• **INSTRUCTION**:
Scan each line of the records for the word "handle" and extract the ones that have it.

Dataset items
╔══

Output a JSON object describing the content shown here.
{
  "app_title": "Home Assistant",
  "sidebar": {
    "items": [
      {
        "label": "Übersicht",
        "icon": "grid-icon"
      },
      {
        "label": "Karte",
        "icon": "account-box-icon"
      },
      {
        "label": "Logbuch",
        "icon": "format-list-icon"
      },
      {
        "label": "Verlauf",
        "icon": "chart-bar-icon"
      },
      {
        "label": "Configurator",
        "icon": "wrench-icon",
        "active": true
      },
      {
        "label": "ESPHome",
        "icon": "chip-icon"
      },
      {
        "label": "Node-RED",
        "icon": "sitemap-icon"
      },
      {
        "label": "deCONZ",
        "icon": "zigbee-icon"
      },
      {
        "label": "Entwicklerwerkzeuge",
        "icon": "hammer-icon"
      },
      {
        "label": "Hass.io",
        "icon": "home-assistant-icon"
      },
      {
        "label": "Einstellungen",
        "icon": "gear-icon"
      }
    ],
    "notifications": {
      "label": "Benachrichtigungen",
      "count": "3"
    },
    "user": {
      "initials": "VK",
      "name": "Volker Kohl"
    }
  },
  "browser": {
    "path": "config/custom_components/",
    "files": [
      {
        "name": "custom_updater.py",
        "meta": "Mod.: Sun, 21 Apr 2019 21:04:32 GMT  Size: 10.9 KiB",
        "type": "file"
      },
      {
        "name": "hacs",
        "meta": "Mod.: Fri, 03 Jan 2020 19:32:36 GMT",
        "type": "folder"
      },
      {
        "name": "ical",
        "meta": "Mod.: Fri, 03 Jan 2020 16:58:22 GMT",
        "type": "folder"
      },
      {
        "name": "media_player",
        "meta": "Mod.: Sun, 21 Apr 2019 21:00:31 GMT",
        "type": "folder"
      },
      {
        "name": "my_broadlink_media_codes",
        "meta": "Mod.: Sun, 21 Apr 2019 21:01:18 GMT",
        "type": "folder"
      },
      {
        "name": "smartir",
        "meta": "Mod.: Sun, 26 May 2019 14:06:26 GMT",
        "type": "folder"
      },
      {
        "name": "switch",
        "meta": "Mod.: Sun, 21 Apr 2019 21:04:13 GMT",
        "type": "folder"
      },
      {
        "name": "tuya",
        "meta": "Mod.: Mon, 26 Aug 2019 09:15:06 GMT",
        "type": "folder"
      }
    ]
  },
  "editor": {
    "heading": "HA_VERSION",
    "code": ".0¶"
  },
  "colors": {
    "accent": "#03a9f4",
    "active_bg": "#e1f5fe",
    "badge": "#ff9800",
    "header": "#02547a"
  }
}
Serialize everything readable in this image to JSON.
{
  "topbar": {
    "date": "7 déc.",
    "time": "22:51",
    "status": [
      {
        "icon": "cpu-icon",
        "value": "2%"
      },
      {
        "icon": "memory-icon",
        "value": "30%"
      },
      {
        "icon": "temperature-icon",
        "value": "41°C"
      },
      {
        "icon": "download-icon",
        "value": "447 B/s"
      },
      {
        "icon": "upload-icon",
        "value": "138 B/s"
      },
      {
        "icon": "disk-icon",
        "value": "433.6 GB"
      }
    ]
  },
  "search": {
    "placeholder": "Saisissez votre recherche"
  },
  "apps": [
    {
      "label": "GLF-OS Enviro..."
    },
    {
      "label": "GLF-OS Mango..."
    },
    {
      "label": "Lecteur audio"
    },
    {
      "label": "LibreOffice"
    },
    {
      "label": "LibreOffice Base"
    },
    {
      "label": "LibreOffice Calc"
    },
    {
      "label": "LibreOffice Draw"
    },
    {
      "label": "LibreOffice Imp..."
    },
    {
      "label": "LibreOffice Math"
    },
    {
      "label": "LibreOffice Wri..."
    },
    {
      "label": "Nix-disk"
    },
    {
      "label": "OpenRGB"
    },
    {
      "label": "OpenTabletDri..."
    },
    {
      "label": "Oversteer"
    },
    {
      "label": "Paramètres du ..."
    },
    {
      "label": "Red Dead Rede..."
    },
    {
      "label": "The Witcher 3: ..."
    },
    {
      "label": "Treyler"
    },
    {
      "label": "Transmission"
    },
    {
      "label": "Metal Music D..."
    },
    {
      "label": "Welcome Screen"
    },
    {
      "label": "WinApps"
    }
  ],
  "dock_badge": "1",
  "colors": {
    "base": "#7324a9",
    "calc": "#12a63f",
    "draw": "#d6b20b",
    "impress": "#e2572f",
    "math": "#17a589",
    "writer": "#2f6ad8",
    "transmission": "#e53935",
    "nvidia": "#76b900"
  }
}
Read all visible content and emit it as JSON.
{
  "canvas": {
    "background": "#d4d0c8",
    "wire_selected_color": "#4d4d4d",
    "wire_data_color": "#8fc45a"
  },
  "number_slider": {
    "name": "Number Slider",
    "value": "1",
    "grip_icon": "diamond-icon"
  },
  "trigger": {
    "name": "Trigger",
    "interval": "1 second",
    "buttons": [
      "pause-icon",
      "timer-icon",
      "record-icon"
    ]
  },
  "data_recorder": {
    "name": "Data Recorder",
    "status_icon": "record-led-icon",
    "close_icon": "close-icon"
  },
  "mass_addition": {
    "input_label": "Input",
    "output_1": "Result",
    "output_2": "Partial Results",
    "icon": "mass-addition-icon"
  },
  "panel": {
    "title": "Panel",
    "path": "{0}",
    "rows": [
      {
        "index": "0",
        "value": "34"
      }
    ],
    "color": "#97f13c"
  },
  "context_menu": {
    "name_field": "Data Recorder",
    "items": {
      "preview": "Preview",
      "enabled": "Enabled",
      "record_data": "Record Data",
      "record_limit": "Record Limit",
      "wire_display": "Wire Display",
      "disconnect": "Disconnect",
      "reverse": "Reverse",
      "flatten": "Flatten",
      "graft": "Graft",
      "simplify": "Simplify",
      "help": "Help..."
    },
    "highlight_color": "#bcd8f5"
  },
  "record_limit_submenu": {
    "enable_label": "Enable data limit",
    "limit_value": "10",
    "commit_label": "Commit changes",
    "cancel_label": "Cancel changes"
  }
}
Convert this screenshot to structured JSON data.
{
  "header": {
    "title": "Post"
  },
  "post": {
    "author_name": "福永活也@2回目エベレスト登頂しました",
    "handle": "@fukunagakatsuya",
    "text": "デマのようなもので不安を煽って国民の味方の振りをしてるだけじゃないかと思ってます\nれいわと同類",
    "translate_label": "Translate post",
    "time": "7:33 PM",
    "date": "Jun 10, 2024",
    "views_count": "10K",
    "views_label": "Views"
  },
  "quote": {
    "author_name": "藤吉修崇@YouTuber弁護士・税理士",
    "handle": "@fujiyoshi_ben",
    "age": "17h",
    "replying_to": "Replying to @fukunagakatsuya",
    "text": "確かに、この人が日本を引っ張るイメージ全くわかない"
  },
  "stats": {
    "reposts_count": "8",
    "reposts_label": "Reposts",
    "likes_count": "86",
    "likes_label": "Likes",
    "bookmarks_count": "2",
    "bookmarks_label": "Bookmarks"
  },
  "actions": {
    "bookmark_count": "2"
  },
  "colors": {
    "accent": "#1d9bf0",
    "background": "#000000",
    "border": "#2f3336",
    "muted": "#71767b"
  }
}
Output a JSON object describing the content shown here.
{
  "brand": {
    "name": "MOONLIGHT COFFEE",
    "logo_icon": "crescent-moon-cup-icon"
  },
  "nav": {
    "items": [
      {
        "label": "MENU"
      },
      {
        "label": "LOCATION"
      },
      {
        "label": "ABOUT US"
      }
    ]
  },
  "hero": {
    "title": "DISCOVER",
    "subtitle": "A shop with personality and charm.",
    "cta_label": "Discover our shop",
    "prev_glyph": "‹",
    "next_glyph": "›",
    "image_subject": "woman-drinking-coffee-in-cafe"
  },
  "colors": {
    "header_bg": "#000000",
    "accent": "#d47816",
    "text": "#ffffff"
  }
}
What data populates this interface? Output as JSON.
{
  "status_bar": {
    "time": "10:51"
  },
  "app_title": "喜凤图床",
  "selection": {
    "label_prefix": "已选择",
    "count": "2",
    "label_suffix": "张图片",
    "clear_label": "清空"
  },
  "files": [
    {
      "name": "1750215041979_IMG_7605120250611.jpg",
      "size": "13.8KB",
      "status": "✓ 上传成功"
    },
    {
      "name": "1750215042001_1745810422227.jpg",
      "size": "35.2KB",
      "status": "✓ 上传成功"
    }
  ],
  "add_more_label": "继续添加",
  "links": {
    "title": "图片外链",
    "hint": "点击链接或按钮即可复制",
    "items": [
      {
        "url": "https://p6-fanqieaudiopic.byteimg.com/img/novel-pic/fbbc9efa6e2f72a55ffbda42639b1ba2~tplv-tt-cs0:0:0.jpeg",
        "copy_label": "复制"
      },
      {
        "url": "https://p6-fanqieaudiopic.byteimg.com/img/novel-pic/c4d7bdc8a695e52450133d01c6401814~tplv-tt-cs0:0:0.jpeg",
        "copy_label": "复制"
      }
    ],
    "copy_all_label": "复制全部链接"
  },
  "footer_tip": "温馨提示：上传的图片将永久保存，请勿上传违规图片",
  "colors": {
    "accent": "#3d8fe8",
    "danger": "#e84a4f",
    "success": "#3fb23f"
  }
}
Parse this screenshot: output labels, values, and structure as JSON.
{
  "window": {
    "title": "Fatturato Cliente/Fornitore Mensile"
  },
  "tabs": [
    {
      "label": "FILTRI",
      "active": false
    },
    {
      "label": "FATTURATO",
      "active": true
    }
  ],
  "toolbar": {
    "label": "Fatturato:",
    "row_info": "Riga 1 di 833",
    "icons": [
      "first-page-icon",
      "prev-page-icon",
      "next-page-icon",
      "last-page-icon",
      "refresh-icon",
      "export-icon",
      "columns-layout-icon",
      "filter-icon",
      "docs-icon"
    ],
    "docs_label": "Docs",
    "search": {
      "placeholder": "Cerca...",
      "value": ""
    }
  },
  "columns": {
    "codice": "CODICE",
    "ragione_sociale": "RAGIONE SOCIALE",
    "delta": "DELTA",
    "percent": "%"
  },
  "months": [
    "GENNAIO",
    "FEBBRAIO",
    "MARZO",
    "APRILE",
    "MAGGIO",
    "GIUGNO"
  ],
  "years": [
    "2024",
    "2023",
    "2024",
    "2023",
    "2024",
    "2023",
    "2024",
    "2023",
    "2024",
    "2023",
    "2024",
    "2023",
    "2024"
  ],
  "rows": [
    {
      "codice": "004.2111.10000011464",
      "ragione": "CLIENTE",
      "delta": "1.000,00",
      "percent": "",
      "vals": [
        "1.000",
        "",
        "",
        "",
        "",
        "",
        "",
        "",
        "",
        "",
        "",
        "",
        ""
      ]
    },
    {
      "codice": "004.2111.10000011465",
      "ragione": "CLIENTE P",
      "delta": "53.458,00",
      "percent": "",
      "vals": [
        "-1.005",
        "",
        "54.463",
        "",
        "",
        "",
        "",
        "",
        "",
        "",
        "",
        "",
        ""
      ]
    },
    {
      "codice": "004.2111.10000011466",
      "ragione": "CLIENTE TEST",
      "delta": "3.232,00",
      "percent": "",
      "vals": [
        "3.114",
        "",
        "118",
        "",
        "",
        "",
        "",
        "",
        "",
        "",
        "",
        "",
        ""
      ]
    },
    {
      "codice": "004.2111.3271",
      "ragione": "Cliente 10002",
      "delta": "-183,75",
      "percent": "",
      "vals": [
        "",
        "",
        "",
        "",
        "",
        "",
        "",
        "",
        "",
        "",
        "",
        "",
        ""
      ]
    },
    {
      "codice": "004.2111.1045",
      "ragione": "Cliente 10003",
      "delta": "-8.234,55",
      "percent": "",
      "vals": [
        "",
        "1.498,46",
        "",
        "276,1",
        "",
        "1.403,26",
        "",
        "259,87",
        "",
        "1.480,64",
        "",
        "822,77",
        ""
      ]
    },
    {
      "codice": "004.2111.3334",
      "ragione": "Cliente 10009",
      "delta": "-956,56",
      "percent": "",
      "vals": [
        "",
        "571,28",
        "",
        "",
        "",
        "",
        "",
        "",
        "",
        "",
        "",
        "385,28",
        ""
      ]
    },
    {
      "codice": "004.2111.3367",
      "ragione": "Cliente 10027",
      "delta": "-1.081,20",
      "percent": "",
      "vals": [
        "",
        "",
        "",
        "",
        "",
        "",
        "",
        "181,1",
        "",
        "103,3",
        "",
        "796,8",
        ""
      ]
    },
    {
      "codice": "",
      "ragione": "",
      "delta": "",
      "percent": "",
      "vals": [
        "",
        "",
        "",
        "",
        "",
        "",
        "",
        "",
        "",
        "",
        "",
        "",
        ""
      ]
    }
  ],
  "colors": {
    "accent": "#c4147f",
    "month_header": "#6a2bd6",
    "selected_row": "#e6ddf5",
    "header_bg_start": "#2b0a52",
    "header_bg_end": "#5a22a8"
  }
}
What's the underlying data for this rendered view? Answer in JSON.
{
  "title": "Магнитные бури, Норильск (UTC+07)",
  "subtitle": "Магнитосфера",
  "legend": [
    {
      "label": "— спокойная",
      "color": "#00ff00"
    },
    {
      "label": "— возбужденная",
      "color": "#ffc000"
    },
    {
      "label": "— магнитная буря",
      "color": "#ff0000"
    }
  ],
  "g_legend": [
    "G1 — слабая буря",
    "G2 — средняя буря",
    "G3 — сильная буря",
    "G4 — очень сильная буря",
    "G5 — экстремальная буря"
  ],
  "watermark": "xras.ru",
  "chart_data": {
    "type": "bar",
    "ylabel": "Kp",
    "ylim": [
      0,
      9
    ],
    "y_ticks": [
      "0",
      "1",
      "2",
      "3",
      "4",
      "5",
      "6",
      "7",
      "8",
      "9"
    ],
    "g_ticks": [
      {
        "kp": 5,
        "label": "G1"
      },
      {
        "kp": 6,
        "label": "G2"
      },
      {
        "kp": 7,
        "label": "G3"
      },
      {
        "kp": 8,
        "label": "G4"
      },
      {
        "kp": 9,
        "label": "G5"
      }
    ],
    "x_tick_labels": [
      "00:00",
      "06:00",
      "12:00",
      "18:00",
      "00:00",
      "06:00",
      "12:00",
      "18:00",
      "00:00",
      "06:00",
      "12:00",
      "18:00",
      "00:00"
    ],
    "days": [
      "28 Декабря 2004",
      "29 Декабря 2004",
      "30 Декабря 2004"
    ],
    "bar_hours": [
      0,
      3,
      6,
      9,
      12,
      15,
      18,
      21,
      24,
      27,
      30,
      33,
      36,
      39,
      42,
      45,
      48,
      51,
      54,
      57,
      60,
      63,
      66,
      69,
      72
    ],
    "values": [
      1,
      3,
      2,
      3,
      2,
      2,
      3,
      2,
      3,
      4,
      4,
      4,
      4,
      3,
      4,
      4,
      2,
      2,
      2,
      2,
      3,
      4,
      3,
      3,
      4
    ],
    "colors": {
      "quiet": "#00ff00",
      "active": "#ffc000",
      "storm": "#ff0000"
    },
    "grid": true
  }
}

╚══

• **EXERCISE OUTPUT**:
    "handle": "@fukunagakatsuya",
    "handle": "@fujiyoshi_ben",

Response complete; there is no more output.